*TAREFAS A RESOLVER*
A. Responda às perguntas abaixo com base no texto sobre o SS7.
(i) Em que cidade acontece a conferência de hackers onde as falhas serão relatadas?
(ii) Em que década o SS7 foi projetado pela primeira vez?
(iii) Em que tecnologia as operadoras de celular estão investindo bilhões de dólares?
B. Transcreva do texto sobre o SS7 o trecho que vai de "Esses especialistas nas" até "dizem os pesquisadores.", incluindo estas últimas palavras.

*TRECHO DO TEXTO*
= = = = =
Friday, 22 de November de 2024 ISSN 1519-7670 - Ano 24 - nº 1315

Falha básica compromete segurança das chamadas

Pesquisadores alemães descobriram falhas de segurança que poderiam deixar hackers, espiões e criminosos ouvir chamadas telefônicas privadas e interceptar mensagens de texto em escala potencialmente enorme – mesmo estando as redes de telefonia celular usando a criptografia mais avançada disponível.

Segundo o “Washington Post”, as falhas, que serão relatadas em uma conferência de hackers em Hamburgo neste mês, são a mais recente evidência de insegurança generalizada no SS7 (Signalling System No. 7) , a rede global que permite às operadoras de telefonia celular do mundo inteiro rotear chamadas, textos e outros serviços uma para a outra. Especialistas dizem que está cada vez mais claro que o SS7, projetado pela primeira vez na década de 1980, está cheio de vulnerabilidades graves que põem em risco a privacidade dos bilhões de clientes de telefonia celular no mundo.

As falhas descobertas pelos pesquisadores alemães são, na verdade, funções incorporadas ao SS7 para outros fins – como manter chamadas conectadas enquanto usuários dirigem em rodovias, mudando de uma torre de celular para outra – às quais os hackers podem dar outro uso, graças à segurança frouxa na rede.

Esses especialistas nas inúmeras funções incorporadas do SS7 podem localizar chamadas em qualquer lugar do mundo, ouvir as chamadas no momento em que elas acontecem ou gravar centenas de chamadas e textos criptografados em um dado momento para descodificação mais tarde. Há também potencial para enganar os usuários e operadoras de celular usando funções do SS7, dizem os pesquisadores.

Essas vulnerabilidades continuam a existir mesmo com as operadoras de celular investindo bilhões de dólares no upgrade para a tecnologia 3G avançada, com vistas, em parte, a proteger as comunicações contra escutas não autorizadas. No entanto, mesmo que operadoras individuais fortaleçam seus sistemas, elas ainda devem se comunicar umas com as outras por meio do SS7, deixando-as abertas a qualquer uma das milhares de empresas em todo o mundo com acesso à rede. Isso significa que uma única operadora no Congo ou no Cazaquistão, por exemplo, poderia ser usada para invadir redes de celulares nos Estados Unidos, na Europa ou em qualquer outro lugar.
= = = = =
*DADOS FORNECIDOS*
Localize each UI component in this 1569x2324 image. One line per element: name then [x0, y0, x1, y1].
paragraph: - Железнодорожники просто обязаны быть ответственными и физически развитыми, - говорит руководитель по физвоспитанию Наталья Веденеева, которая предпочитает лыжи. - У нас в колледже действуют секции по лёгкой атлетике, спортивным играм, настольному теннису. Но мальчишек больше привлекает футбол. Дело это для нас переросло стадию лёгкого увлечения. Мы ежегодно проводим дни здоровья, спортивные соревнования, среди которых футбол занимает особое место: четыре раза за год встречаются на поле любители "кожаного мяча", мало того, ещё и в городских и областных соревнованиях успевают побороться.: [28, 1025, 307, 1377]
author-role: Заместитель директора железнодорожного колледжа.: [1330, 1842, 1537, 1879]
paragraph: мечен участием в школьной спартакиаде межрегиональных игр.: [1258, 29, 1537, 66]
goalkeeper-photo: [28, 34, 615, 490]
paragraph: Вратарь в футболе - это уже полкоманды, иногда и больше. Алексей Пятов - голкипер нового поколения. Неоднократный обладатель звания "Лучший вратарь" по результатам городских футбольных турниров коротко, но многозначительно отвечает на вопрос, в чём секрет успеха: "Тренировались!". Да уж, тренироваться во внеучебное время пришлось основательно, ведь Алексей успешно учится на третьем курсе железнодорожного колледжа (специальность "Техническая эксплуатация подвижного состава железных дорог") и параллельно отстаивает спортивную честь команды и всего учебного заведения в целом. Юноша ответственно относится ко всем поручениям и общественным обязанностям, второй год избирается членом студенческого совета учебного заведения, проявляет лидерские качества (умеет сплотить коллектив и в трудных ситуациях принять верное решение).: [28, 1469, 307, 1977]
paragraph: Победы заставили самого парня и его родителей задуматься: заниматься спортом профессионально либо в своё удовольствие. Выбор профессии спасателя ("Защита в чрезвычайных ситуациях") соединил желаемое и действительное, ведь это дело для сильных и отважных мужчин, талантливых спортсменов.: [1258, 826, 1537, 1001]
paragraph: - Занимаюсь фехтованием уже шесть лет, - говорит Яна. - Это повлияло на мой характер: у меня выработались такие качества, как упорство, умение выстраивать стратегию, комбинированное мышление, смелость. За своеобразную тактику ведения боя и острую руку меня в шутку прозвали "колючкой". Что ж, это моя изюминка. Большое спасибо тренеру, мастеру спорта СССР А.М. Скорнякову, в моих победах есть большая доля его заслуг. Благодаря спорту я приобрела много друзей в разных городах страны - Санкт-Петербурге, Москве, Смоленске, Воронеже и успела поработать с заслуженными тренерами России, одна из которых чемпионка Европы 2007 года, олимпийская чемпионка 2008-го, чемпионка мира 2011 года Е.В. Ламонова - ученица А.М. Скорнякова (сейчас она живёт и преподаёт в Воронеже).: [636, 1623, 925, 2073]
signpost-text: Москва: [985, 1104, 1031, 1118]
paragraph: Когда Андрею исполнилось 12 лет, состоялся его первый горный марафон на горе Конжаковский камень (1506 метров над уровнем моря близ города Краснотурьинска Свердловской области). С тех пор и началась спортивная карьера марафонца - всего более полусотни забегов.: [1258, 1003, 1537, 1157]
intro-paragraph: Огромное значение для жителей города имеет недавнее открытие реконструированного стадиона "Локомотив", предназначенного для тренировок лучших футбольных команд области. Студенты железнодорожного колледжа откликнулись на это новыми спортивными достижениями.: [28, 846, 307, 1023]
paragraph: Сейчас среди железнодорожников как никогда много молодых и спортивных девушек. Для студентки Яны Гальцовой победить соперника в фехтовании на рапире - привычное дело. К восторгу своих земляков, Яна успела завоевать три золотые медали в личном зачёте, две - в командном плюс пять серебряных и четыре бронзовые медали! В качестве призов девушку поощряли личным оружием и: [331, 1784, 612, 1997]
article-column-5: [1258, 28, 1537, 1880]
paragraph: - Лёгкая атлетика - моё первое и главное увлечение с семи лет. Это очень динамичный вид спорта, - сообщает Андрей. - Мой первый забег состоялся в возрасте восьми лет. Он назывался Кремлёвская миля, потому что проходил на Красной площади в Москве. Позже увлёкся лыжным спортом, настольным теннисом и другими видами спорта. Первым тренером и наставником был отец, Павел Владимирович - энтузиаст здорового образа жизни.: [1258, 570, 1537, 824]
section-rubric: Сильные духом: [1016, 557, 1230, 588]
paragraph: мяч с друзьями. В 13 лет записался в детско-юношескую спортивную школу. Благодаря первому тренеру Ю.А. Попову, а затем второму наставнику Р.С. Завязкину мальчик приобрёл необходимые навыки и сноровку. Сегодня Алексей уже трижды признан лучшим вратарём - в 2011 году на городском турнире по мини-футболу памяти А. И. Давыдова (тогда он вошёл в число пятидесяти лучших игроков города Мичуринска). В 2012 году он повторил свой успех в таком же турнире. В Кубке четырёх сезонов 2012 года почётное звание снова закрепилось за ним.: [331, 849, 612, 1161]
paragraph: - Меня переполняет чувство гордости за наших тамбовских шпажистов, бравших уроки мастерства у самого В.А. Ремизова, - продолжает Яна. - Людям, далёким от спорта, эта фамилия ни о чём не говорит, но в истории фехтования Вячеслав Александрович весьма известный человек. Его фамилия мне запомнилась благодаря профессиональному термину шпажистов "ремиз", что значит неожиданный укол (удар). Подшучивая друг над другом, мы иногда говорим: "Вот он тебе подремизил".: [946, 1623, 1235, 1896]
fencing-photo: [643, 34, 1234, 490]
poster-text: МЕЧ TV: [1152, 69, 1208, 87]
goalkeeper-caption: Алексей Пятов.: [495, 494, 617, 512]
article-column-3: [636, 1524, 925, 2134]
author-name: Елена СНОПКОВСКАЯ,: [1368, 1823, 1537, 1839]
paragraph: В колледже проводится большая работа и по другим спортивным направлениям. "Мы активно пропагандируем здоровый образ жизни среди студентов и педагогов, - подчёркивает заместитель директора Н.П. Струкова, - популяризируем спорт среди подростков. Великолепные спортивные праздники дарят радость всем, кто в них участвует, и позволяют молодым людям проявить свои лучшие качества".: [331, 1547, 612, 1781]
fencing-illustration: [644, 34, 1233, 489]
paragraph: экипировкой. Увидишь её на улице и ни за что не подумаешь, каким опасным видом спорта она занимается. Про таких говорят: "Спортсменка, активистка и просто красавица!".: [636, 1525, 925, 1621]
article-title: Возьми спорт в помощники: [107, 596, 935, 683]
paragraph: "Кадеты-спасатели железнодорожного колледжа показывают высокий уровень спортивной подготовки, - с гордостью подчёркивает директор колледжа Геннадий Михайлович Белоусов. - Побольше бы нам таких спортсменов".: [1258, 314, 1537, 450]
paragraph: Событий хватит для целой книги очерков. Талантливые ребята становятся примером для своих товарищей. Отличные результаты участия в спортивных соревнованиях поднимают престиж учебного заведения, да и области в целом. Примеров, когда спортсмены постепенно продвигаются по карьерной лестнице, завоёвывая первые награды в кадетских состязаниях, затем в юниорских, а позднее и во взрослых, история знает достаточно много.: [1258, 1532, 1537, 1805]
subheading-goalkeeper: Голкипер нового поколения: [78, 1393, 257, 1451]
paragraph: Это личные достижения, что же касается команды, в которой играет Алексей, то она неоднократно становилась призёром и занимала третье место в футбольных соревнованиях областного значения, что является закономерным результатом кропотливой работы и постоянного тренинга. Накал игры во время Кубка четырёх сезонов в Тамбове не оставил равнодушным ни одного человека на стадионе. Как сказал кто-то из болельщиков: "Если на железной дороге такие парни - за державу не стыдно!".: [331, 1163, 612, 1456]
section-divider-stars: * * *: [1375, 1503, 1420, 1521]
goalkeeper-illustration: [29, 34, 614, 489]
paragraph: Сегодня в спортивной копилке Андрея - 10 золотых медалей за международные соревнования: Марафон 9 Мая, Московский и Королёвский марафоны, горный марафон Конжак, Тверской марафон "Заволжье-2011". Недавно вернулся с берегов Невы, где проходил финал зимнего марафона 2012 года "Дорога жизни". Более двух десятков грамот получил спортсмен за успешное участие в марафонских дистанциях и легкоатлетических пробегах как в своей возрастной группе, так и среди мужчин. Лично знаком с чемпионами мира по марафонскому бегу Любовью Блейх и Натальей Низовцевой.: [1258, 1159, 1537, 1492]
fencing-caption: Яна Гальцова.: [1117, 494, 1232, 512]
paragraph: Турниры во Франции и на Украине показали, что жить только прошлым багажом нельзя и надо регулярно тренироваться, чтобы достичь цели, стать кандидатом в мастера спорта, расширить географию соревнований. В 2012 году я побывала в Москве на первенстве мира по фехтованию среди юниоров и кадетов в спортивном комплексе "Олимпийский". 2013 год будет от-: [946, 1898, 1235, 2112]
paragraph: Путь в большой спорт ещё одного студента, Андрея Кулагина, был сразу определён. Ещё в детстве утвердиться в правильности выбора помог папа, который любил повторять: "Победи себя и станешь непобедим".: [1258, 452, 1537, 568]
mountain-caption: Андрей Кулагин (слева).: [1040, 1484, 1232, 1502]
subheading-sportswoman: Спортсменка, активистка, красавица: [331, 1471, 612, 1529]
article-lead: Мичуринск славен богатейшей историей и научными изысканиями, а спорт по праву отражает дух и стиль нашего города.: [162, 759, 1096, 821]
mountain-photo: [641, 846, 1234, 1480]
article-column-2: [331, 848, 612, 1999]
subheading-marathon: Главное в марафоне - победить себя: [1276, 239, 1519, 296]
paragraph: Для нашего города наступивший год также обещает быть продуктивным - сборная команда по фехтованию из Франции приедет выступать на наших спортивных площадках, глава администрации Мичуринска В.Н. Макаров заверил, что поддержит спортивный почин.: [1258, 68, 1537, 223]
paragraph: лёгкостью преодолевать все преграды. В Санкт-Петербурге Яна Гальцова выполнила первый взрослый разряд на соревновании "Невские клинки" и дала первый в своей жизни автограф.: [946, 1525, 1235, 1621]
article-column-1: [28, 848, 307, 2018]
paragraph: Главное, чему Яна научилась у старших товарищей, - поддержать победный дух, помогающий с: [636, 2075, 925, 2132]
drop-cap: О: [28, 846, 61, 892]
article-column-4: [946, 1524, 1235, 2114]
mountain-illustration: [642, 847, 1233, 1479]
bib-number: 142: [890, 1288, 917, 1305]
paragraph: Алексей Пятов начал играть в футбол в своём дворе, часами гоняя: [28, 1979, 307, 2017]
= = = = =
*RESPOSTAS DAS TAREFAS*
A.
(i) Em Hamburgo.
(ii) Na década de 1980.
(iii) No upgrade para a tecnologia 3G avançada.

B.
Esses especialistas nas inúmeras funções incorporadas do SS7 podem localizar chamadas em qualquer lugar do mundo, ouvir as chamadas no momento em que elas acontecem ou gravar centenas de chamadas e textos criptografados em um dado momento para descodificação mais tarde. Há também potencial para enganar os usuários e operadoras de celular usando funções do SS7, dizem os pesquisadores.